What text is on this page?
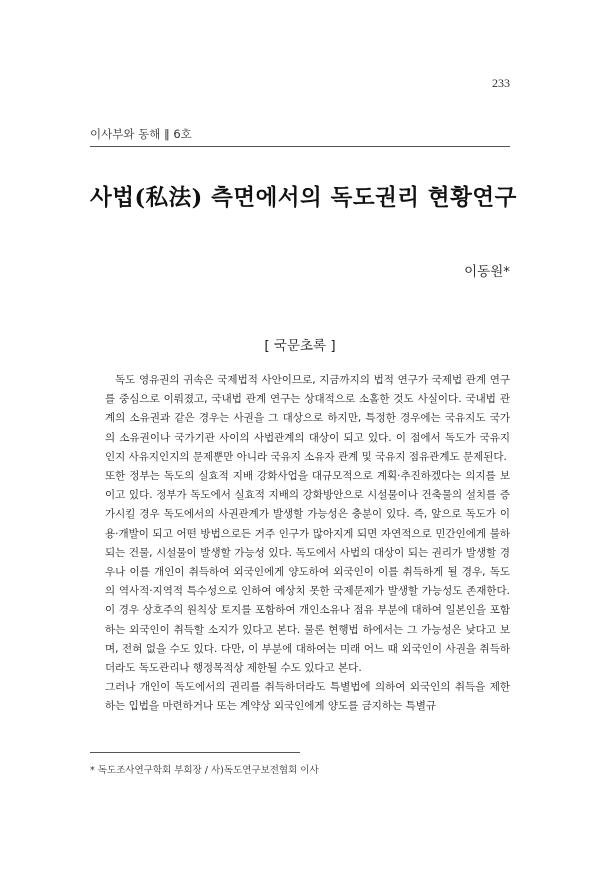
233
이사부와 동해 ‖ 6호
사법(私法) 측면에서의 독도권리 현황연구
이동원*
[ 국문초록 ]

독도 영유권의 귀속은 국제법적 사안이므로, 지금까지의 법적 연구가 국제법 관계 연구를 중심으로 이뤄졌고, 국내법 관계 연구는 상대적으로 소홀한 것도 사실이다. 국내법 관계의 소유권과 같은 경우는 사권을 그 대상으로 하지만, 특정한 경우에는 국유지도 국가의 소유권이나 국가기관 사이의 사법관계의 대상이 되고 있다. 이 점에서 독도가 국유지인지 사유지인지의 문제뿐만 아니라 국유지 소유자 관계 및 국유지 점유관계도 문제된다.

또한 정부는 독도의 실효적 지배 강화사업을 대규모적으로 계획·추진하겠다는 의지를 보이고 있다. 정부가 독도에서 실효적 지배의 강화방안으로 시설물이나 건축물의 설치를 증가시킬 경우 독도에서의 사권관계가 발생할 가능성은 충분이 있다. 즉, 앞으로 독도가 이용·개발이 되고 어떤 방법으로든 거주 인구가 많아지게 되면 자연적으로 민간인에게 불하되는 건물, 시설물이 발생할 가능성 있다. 독도에서 사법의 대상이 되는 권리가 발생할 경우나 이를 개인이 취득하여 외국인에게 양도하여 외국인이 이를 취득하게 될 경우, 독도의 역사적·지역적 특수성으로 인하여 예상치 못한 국제문제가 발생할 가능성도 존재한다. 이 경우 상호주의 원칙상 토지를 포함하여 개인소유나 점유 부분에 대하여 일본인을 포함하는 외국인이 취득할 소지가 있다고 본다. 물론 현행법 하에서는 그 가능성은 낮다고 보며, 전혀 없을 수도 있다. 다만, 이 부분에 대하여는 미래 어느 때 외국인이 사권을 취득하더라도 독도관리나 행정목적상 제한될 수도 있다고 본다.

그러나 개인이 독도에서의 권리를 취득하더라도 특별법에 의하여 외국인의 취득을 제한하는 입법을 마련하거나 또는 계약상 외국인에게 양도를 금지하는 특별규

* 독도조사연구학회 부회장 / 사)독도연구보전협회 이사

Problem to work on » Write out every record above exactly as it stands, but leave out the pictures.

Reply »
What text is on this page?
233
이사부와 동해 ‖ 6호
사법(私法) 측면에서의 독도권리 현황연구
이동원*
[ 국문초록 ]

독도 영유권의 귀속은 국제법적 사안이므로, 지금까지의 법적 연구가 국제법 관계 연구를 중심으로 이뤄졌고, 국내법 관계 연구는 상대적으로 소홀한 것도 사실이다. 국내법 관계의 소유권과 같은 경우는 사권을 그 대상으로 하지만, 특정한 경우에는 국유지도 국가의 소유권이나 국가기관 사이의 사법관계의 대상이 되고 있다. 이 점에서 독도가 국유지인지 사유지인지의 문제뿐만 아니라 국유지 소유자 관계 및 국유지 점유관계도 문제된다.

또한 정부는 독도의 실효적 지배 강화사업을 대규모적으로 계획·추진하겠다는 의지를 보이고 있다. 정부가 독도에서 실효적 지배의 강화방안으로 시설물이나 건축물의 설치를 증가시킬 경우 독도에서의 사권관계가 발생할 가능성은 충분이 있다. 즉, 앞으로 독도가 이용·개발이 되고 어떤 방법으로든 거주 인구가 많아지게 되면 자연적으로 민간인에게 불하되는 건물, 시설물이 발생할 가능성 있다. 독도에서 사법의 대상이 되는 권리가 발생할 경우나 이를 개인이 취득하여 외국인에게 양도하여 외국인이 이를 취득하게 될 경우, 독도의 역사적·지역적 특수성으로 인하여 예상치 못한 국제문제가 발생할 가능성도 존재한다. 이 경우 상호주의 원칙상 토지를 포함하여 개인소유나 점유 부분에 대하여 일본인을 포함하는 외국인이 취득할 소지가 있다고 본다. 물론 현행법 하에서는 그 가능성은 낮다고 보며, 전혀 없을 수도 있다. 다만, 이 부분에 대하여는 미래 어느 때 외국인이 사권을 취득하더라도 독도관리나 행정목적상 제한될 수도 있다고 본다.

그러나 개인이 독도에서의 권리를 취득하더라도 특별법에 의하여 외국인의 취득을 제한하는 입법을 마련하거나 또는 계약상 외국인에게 양도를 금지하는 특별규

* 독도조사연구학회 부회장 / 사)독도연구보전협회 이사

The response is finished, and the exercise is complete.